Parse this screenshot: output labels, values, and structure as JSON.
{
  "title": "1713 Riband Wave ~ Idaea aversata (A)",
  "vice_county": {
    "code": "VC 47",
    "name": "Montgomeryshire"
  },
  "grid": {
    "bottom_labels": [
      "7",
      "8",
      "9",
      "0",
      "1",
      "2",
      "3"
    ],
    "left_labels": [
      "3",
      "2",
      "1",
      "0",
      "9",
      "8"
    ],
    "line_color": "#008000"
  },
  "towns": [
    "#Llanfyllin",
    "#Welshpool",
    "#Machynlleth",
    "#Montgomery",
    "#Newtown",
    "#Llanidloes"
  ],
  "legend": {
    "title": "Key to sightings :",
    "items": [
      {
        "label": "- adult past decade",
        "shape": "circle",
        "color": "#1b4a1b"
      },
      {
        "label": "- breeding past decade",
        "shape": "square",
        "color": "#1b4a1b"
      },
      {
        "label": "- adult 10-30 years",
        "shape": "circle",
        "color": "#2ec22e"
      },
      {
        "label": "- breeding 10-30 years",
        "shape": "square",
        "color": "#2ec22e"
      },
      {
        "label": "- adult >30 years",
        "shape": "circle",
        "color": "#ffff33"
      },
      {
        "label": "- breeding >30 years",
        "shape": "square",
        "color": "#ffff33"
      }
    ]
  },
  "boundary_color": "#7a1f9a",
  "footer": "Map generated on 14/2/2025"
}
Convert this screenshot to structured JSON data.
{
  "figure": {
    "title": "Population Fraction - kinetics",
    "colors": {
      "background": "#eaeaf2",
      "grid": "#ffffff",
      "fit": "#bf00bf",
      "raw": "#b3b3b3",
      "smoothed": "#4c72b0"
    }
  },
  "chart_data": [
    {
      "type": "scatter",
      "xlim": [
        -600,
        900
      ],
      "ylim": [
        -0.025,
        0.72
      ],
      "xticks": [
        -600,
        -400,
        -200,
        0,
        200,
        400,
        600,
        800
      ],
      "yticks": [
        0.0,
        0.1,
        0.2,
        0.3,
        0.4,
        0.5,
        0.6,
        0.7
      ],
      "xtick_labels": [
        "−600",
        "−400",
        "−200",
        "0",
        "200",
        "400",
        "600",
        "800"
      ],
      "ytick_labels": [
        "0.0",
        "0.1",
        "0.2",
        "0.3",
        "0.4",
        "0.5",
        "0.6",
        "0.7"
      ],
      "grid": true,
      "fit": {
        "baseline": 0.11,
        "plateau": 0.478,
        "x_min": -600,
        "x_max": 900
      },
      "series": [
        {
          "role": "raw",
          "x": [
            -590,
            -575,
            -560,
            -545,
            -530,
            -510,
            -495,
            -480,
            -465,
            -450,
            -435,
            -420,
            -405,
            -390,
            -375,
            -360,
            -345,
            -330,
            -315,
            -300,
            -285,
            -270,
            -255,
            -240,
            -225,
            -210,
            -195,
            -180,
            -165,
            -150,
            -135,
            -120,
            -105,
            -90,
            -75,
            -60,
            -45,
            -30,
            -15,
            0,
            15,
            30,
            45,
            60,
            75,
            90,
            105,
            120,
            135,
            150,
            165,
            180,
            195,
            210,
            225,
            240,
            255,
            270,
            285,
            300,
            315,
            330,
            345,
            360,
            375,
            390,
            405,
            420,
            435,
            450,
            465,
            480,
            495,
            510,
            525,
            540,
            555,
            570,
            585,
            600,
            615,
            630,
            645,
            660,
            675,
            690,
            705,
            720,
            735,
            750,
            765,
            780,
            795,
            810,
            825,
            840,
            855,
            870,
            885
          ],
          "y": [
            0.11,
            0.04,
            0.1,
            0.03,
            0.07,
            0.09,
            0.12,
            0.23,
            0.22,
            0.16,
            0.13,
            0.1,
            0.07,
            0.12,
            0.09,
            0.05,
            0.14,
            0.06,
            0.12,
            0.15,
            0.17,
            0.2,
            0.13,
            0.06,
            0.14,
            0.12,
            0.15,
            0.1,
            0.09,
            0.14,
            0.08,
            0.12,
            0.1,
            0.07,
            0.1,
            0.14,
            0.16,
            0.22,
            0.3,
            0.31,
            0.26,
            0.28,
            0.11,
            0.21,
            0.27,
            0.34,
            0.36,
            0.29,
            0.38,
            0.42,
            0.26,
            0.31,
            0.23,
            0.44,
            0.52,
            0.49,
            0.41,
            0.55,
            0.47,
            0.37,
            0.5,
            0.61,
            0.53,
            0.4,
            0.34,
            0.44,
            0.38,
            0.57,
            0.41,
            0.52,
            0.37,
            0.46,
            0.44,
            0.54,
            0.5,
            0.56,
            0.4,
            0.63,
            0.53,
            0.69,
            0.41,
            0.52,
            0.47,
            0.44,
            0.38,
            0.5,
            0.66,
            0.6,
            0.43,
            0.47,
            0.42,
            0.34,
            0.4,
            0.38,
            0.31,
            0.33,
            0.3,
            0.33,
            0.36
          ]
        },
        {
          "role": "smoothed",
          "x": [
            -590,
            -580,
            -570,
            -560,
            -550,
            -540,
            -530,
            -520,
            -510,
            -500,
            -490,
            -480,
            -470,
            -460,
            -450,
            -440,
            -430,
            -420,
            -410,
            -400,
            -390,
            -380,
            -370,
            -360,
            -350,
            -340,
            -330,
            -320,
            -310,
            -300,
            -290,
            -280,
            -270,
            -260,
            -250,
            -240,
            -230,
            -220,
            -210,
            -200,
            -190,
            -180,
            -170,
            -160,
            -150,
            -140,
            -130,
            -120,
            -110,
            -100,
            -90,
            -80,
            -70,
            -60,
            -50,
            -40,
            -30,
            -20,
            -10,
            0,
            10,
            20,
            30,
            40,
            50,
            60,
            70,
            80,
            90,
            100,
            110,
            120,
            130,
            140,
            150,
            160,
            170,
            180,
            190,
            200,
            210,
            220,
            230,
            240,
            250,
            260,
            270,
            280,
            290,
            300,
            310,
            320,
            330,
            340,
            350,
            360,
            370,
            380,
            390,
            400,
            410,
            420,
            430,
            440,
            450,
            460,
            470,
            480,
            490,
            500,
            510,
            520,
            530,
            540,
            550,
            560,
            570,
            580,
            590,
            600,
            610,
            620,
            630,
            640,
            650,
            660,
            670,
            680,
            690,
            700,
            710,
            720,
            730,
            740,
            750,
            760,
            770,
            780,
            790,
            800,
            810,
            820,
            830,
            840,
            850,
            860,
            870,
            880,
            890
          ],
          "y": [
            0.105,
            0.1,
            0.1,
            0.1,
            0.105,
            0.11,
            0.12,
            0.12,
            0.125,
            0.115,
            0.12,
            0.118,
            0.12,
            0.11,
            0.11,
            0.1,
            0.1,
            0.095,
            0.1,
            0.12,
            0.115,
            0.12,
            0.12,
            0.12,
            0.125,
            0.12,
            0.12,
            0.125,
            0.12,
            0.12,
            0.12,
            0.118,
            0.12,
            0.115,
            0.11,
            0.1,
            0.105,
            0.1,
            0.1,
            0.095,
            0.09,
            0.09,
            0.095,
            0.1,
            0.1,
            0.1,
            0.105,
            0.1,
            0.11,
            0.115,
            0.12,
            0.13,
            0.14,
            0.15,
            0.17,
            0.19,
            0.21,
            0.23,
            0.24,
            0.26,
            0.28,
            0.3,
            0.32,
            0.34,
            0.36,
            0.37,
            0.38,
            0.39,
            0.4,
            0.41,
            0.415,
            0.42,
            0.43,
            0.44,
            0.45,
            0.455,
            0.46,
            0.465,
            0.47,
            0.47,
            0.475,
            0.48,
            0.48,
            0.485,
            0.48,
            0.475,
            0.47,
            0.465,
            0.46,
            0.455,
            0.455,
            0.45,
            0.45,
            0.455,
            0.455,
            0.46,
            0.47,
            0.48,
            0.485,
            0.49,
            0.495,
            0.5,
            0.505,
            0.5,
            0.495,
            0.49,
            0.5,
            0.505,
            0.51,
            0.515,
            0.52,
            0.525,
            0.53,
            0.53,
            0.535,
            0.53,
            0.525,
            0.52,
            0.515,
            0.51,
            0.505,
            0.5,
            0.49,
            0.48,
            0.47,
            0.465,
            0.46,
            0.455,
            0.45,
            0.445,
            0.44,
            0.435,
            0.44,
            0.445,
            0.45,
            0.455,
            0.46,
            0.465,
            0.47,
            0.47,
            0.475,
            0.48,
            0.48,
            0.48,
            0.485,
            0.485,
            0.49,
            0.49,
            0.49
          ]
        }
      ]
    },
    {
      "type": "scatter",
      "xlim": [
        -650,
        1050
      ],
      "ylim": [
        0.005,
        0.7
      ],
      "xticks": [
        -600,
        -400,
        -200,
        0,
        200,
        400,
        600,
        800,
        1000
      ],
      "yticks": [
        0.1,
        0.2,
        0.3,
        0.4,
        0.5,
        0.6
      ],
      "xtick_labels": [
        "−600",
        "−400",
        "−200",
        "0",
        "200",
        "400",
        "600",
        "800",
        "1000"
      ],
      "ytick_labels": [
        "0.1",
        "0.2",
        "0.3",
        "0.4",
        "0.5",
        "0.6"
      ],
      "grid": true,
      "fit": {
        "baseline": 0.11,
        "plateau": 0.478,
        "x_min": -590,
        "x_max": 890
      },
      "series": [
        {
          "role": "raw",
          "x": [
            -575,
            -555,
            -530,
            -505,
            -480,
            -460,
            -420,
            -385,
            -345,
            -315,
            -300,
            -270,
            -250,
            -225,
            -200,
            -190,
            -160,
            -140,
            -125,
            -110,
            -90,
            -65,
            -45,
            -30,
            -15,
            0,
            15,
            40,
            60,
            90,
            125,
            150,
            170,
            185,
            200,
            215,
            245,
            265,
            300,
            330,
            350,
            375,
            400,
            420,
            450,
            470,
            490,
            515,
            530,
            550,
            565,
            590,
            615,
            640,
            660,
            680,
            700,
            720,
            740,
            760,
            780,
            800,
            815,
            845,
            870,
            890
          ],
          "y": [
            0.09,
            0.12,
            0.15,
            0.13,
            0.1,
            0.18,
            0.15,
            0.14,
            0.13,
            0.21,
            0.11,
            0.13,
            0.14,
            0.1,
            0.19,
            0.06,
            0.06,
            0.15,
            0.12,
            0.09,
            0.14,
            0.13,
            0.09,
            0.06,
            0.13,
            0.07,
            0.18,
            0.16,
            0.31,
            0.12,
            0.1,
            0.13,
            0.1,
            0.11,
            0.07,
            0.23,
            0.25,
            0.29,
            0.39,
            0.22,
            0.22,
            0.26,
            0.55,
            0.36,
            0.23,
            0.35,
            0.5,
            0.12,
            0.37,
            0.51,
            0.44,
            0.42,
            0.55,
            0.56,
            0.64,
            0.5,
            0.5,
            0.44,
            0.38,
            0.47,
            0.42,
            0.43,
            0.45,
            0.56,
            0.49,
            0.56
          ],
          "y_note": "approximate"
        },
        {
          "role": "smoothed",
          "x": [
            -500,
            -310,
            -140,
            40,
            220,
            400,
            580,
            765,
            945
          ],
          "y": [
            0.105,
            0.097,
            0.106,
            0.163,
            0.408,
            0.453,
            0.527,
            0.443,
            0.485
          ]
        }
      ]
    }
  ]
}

# WHAT TO WORK ON:
Say how many lines above hold the word "breeding", giving only the count.

# IN RESPONSE:
3